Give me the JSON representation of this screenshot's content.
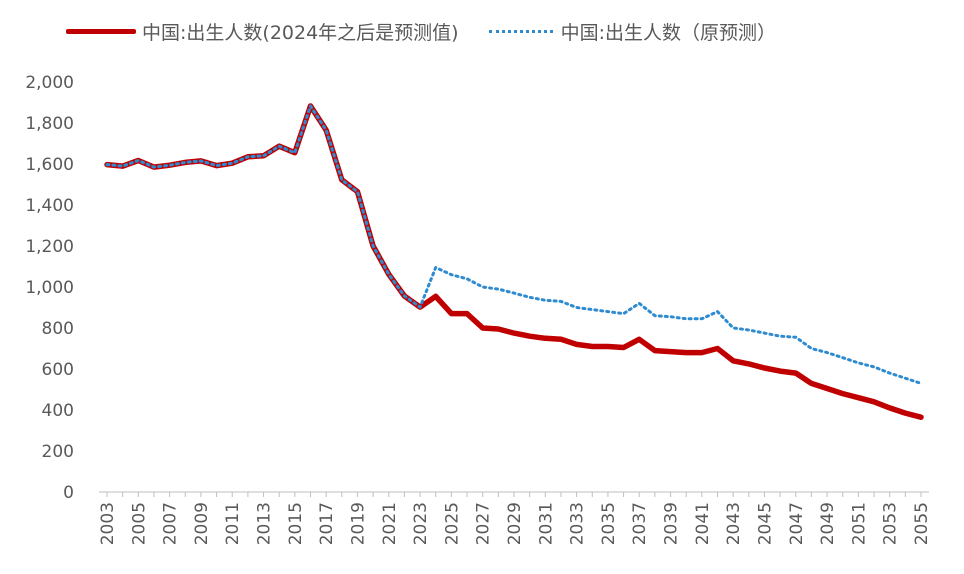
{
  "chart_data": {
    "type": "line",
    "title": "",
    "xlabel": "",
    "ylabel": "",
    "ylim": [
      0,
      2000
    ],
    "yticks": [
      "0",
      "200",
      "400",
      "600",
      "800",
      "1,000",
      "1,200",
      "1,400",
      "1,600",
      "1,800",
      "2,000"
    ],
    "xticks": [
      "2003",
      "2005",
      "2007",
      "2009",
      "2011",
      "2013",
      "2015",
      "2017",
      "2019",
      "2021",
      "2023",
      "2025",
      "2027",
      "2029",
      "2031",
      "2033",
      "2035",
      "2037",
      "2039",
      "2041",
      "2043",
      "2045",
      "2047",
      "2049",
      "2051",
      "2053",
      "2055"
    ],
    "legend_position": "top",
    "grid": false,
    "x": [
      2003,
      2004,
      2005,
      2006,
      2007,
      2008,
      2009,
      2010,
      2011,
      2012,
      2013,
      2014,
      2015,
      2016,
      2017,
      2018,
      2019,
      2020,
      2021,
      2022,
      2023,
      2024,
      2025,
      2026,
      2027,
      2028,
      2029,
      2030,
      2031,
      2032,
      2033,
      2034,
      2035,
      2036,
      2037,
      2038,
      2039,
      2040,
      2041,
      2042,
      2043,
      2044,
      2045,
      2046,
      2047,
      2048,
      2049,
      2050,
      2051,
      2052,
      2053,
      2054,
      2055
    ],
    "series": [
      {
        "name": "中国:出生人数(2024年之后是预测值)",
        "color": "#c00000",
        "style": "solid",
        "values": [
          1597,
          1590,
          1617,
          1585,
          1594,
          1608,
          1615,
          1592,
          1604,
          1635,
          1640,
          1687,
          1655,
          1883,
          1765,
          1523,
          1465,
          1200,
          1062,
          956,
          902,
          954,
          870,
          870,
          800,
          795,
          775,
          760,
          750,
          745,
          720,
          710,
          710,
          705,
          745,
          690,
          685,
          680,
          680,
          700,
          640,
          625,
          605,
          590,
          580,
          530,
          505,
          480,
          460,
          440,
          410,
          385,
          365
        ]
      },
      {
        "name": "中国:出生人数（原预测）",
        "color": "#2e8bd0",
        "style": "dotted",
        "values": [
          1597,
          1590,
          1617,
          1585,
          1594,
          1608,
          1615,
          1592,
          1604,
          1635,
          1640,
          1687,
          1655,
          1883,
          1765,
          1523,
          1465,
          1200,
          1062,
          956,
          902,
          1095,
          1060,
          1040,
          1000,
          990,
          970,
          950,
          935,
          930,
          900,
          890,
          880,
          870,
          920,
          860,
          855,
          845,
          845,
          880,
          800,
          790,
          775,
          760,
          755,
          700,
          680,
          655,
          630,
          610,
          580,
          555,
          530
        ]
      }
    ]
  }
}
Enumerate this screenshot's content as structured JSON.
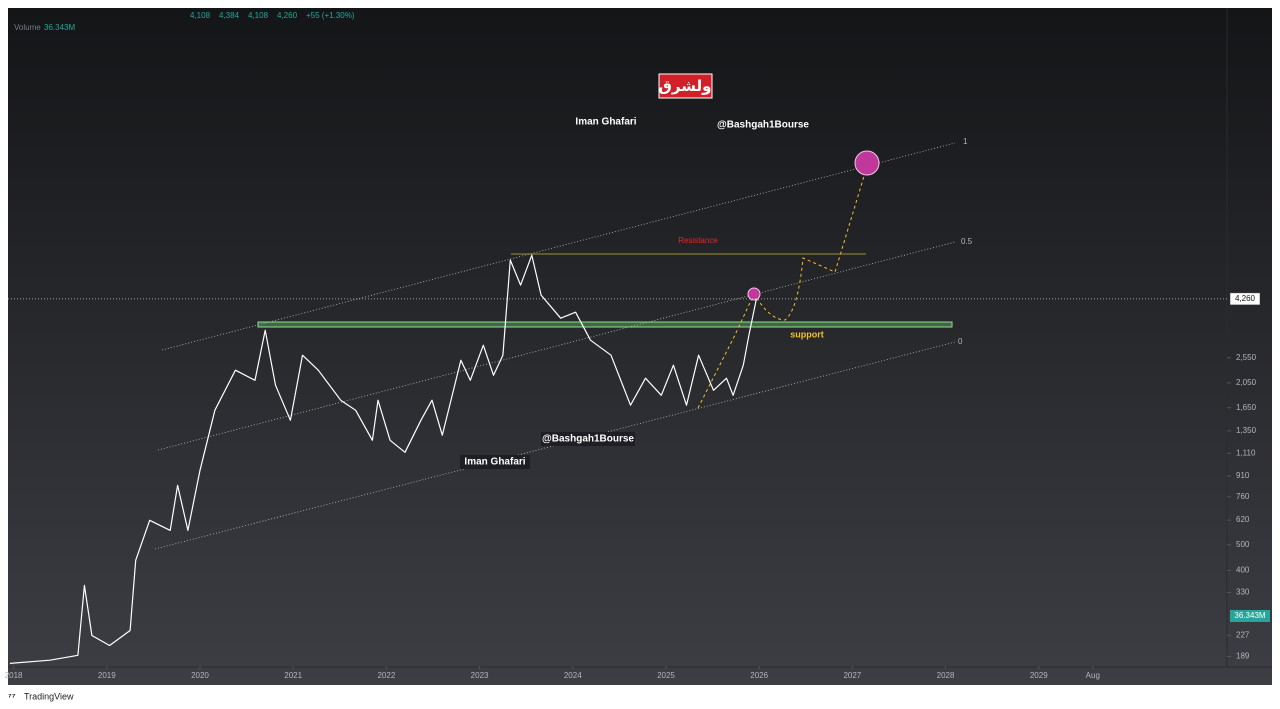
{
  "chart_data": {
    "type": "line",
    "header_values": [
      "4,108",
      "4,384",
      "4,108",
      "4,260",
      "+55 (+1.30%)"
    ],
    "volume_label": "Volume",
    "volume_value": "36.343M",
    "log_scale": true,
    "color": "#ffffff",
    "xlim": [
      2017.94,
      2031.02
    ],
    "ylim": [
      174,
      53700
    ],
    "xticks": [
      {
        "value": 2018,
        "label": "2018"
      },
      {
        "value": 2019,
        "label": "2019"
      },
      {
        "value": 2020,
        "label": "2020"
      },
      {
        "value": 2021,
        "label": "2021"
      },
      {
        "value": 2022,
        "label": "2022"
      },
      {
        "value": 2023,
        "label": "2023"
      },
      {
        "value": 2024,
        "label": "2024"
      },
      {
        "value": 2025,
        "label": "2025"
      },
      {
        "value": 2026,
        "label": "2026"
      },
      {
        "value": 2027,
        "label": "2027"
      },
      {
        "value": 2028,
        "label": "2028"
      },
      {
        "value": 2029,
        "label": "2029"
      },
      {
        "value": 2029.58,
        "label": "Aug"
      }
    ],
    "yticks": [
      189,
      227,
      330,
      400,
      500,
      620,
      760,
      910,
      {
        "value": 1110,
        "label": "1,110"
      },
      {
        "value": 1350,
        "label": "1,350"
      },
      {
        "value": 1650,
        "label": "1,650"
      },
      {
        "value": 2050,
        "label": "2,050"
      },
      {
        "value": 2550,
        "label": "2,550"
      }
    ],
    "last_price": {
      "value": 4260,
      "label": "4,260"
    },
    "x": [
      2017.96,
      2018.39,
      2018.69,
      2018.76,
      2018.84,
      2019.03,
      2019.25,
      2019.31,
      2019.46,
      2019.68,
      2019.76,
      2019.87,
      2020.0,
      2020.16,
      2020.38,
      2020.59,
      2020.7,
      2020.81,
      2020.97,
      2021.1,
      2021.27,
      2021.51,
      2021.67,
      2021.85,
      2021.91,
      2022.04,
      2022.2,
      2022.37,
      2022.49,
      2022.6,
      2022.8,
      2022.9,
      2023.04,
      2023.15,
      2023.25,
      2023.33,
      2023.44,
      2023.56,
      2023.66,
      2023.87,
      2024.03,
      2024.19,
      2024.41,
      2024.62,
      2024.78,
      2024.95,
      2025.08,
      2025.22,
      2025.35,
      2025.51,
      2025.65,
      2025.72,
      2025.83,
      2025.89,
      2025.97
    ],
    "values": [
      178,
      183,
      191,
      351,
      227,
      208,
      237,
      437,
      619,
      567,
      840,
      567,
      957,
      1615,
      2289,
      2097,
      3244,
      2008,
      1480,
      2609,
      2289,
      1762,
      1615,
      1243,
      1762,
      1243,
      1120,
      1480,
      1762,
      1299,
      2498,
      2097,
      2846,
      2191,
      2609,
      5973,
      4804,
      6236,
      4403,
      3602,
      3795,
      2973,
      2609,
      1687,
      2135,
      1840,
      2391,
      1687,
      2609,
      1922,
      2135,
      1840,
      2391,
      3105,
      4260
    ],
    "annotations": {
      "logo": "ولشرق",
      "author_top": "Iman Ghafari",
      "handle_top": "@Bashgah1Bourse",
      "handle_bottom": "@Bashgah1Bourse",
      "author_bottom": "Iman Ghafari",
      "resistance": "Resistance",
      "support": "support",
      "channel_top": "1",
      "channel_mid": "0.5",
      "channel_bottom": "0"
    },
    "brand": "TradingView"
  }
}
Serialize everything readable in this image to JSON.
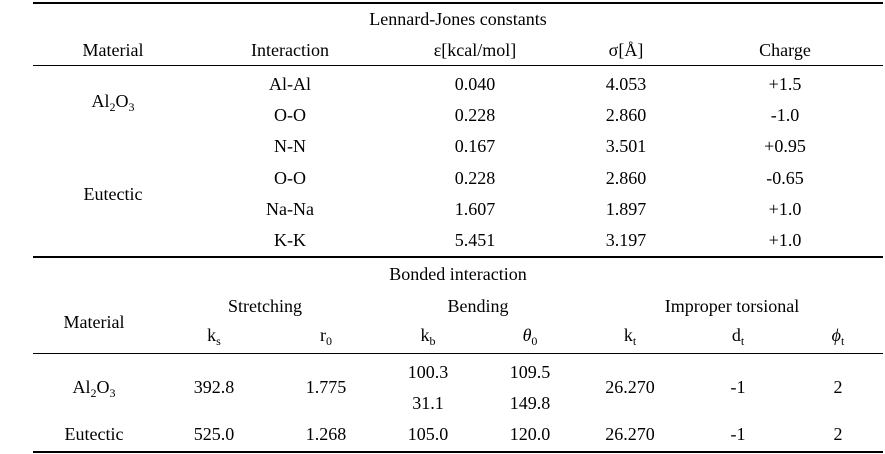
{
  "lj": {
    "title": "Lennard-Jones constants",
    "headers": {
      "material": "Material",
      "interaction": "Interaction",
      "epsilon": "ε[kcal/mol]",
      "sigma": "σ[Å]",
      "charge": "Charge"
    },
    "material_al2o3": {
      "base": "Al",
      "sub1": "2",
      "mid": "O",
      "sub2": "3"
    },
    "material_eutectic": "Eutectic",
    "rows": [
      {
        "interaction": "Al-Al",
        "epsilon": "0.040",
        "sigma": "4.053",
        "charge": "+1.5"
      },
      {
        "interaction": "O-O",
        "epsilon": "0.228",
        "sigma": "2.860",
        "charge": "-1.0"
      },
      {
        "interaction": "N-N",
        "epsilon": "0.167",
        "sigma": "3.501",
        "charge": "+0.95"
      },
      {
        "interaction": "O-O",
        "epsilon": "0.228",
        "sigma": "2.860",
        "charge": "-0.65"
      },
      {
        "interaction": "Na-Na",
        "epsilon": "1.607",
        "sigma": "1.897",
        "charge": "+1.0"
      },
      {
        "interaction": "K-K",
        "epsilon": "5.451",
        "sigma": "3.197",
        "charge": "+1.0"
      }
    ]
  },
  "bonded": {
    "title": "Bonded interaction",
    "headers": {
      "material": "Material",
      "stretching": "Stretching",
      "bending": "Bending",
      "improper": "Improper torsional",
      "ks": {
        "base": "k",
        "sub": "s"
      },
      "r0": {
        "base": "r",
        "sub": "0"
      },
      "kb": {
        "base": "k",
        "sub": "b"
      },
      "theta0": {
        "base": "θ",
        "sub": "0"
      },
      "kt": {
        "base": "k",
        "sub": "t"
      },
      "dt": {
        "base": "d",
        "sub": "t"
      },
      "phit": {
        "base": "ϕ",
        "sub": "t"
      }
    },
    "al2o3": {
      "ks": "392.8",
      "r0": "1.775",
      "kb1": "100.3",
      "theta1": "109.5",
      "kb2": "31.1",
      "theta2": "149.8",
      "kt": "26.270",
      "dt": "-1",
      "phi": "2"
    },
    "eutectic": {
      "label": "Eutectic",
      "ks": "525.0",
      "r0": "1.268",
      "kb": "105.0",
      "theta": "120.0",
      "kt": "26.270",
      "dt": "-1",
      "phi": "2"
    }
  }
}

......

*Task statement*: Which lines contain "JSON"? Copy each of them.

*Complete output*:
Give me the JSON representation of this screenshot's content.
Enumerate this screenshot's content as structured JSON.
Serialize everything readable in this image to JSON.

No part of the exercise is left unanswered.